# [Exercise brief]
Gather all lines with "xlabel" from the records.
━━━ Provided records
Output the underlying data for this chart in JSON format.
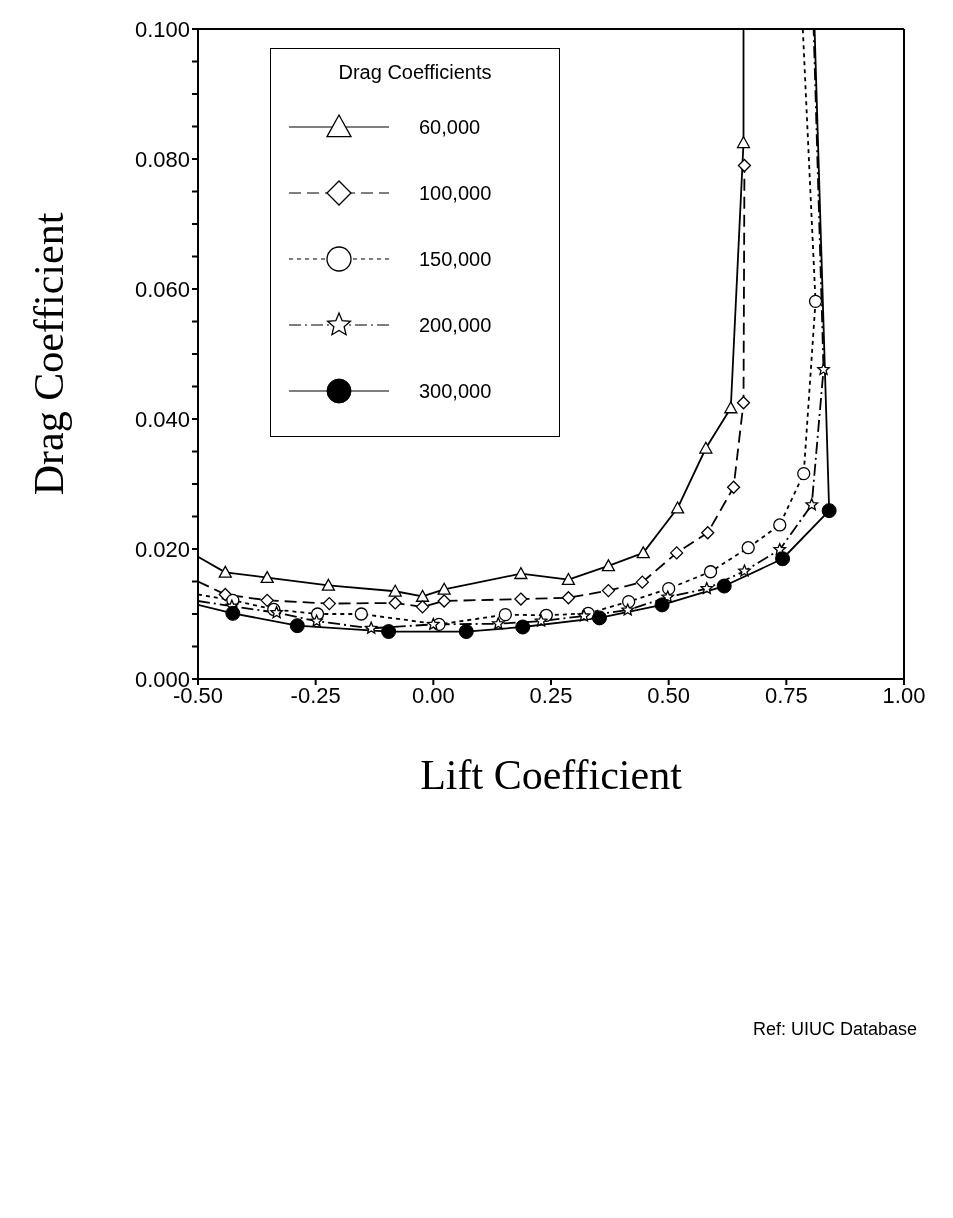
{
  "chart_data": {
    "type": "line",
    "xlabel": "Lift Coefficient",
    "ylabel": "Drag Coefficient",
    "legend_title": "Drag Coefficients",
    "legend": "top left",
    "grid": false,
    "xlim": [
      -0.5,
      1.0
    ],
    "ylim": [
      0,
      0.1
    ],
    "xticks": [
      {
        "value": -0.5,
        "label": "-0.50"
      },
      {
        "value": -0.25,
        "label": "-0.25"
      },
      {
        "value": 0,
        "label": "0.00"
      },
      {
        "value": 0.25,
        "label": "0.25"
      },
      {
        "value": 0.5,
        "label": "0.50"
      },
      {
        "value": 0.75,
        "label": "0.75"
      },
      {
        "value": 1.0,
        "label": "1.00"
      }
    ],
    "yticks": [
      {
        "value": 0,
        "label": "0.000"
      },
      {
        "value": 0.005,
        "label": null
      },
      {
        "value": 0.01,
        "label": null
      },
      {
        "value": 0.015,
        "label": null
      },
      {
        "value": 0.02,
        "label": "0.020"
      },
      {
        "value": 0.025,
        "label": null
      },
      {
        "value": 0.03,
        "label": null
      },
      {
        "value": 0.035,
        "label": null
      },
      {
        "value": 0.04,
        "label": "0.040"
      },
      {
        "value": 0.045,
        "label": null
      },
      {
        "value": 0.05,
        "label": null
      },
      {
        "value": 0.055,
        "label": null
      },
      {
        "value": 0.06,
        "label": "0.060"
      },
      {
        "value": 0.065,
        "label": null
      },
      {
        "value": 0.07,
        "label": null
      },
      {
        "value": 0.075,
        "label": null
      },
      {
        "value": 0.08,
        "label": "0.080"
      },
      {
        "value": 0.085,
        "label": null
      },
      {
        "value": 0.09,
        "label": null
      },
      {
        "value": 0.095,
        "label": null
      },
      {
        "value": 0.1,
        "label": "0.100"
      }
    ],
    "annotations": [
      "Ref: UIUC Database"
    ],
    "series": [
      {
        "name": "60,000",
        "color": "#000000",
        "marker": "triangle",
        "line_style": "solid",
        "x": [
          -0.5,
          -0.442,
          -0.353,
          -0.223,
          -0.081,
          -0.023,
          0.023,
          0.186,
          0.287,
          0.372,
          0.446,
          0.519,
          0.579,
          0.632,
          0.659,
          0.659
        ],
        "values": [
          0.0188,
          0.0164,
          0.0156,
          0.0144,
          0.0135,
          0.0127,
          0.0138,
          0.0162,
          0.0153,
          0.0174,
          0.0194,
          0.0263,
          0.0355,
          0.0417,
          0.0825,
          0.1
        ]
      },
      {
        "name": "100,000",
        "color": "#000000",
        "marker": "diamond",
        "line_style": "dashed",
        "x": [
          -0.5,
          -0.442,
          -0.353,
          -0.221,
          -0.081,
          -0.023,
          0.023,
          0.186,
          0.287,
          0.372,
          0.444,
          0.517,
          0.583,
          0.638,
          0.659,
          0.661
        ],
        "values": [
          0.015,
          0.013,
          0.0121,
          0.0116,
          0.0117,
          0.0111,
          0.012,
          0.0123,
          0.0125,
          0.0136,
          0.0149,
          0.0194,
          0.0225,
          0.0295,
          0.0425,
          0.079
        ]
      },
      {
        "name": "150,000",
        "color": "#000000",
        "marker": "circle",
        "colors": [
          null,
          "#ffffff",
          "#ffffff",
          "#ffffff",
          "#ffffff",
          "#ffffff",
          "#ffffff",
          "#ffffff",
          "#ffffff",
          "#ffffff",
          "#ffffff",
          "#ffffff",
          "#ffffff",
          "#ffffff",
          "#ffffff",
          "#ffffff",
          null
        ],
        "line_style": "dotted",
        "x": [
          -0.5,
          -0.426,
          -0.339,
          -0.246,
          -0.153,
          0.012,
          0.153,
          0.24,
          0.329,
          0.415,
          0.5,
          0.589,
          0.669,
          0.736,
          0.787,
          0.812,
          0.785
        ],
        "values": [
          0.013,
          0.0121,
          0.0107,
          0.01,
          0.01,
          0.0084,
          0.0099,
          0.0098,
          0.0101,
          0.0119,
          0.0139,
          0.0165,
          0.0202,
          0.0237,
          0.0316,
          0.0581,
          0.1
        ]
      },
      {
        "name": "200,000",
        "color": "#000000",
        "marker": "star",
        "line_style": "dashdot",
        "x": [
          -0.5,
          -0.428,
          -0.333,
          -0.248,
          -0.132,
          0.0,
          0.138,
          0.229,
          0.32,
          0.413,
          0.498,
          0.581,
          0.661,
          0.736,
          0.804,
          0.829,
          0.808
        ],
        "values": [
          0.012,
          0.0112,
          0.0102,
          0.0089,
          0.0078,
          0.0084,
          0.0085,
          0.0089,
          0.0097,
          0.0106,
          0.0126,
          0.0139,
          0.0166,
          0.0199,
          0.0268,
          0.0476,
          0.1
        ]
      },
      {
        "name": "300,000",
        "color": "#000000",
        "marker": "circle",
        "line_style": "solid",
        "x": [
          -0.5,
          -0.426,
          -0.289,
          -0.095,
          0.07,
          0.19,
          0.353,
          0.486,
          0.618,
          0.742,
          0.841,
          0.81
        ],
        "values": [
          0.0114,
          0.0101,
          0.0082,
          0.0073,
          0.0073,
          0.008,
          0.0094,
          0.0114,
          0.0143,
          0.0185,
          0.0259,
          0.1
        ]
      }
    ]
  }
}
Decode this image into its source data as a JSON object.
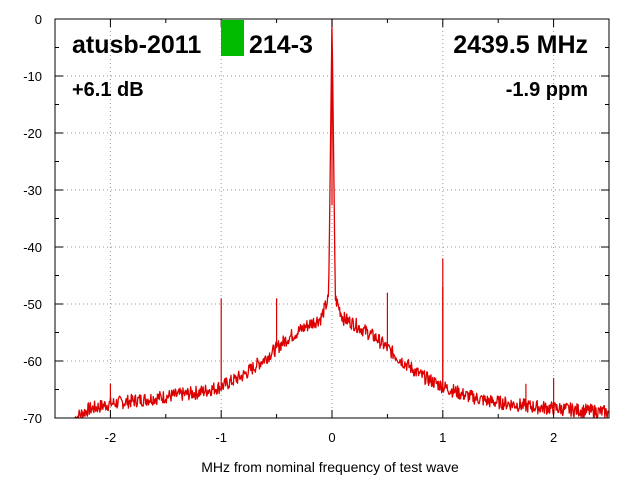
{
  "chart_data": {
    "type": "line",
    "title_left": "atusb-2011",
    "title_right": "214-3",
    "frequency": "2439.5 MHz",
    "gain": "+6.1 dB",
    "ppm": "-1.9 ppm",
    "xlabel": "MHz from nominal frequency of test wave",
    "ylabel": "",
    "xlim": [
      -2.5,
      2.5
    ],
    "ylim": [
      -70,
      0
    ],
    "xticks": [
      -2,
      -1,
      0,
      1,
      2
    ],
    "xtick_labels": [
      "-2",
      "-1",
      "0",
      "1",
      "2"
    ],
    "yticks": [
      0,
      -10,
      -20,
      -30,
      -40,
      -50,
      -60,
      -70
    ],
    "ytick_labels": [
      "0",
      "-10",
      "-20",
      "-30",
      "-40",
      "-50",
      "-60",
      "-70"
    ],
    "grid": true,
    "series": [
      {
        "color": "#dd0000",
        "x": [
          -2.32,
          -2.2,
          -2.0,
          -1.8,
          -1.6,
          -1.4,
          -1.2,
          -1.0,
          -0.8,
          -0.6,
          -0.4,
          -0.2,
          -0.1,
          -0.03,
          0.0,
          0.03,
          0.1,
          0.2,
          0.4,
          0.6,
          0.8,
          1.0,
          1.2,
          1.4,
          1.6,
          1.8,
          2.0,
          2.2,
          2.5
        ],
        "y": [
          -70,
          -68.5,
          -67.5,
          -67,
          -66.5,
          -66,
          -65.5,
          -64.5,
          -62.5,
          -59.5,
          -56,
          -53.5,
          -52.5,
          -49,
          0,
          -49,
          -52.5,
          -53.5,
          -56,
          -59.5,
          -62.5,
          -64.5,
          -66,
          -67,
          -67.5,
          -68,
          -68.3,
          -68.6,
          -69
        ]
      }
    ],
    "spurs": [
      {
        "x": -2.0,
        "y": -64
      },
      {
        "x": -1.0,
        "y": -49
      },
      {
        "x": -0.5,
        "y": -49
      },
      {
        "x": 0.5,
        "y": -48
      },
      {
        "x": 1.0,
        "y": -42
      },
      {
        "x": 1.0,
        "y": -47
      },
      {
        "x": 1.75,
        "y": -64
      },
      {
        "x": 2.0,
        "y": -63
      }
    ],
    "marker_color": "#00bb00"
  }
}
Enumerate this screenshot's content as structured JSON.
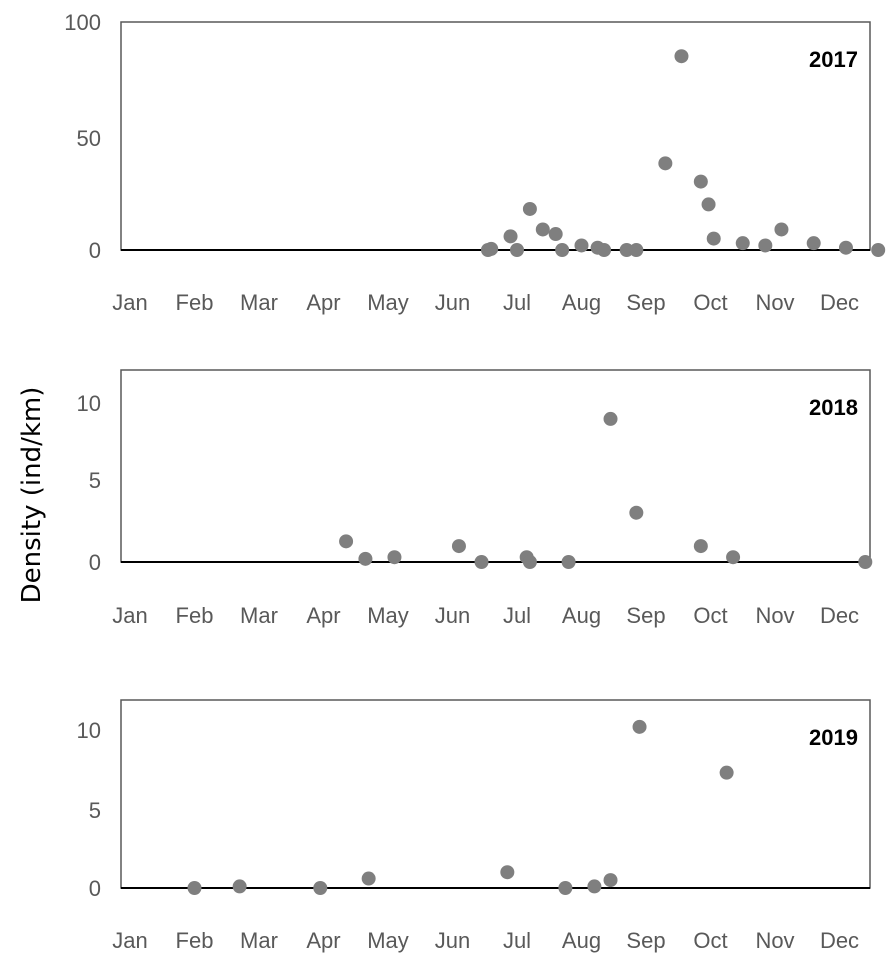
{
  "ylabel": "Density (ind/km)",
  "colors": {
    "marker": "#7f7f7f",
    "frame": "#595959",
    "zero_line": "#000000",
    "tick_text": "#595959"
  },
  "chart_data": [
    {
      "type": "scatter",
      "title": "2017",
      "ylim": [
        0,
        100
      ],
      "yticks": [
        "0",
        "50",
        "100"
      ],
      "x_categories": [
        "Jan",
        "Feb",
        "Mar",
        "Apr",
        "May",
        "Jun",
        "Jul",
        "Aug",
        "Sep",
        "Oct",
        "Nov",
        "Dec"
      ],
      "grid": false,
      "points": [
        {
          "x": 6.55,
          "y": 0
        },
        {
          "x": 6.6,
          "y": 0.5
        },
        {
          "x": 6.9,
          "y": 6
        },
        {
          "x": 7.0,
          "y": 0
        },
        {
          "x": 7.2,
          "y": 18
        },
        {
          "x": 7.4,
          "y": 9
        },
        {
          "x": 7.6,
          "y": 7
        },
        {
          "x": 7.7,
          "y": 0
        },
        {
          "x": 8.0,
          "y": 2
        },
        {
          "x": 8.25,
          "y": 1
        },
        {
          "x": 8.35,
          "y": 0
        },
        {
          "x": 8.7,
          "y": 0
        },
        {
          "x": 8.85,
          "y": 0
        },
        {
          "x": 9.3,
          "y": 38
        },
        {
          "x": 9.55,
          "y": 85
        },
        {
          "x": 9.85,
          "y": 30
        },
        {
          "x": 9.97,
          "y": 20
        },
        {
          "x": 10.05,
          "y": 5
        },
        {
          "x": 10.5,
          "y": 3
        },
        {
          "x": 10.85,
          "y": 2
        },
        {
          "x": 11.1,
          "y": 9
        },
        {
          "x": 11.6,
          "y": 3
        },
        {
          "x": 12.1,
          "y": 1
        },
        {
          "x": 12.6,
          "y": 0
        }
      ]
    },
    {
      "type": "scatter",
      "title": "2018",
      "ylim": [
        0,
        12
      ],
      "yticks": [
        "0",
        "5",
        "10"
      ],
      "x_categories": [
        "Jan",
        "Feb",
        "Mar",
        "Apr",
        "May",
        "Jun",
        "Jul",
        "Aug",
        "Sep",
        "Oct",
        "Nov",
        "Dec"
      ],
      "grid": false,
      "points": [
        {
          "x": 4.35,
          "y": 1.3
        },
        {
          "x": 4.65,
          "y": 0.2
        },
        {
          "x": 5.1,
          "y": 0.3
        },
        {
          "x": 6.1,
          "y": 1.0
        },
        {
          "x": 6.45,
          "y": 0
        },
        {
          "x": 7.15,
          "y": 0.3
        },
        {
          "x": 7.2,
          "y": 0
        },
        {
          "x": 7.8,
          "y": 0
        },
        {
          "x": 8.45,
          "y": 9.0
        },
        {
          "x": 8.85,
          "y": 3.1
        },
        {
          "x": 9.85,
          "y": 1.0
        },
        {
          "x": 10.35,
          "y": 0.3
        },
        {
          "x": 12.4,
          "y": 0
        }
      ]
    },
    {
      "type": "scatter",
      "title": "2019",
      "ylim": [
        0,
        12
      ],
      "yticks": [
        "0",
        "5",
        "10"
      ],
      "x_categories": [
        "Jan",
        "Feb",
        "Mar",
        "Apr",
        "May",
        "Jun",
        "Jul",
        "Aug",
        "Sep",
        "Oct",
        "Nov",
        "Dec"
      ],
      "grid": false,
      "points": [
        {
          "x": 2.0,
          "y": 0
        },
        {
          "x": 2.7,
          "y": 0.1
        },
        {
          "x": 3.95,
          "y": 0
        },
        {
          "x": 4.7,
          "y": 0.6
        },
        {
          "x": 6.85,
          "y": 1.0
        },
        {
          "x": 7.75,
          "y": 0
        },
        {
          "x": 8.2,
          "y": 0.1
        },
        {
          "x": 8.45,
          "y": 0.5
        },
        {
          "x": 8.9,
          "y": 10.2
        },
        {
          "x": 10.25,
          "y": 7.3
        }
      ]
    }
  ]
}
━━━━━━
# [Exercise result]
    "xlabel": "Lift Coefficient",
    "xlabel": "MHz from nominal frequency of test wave",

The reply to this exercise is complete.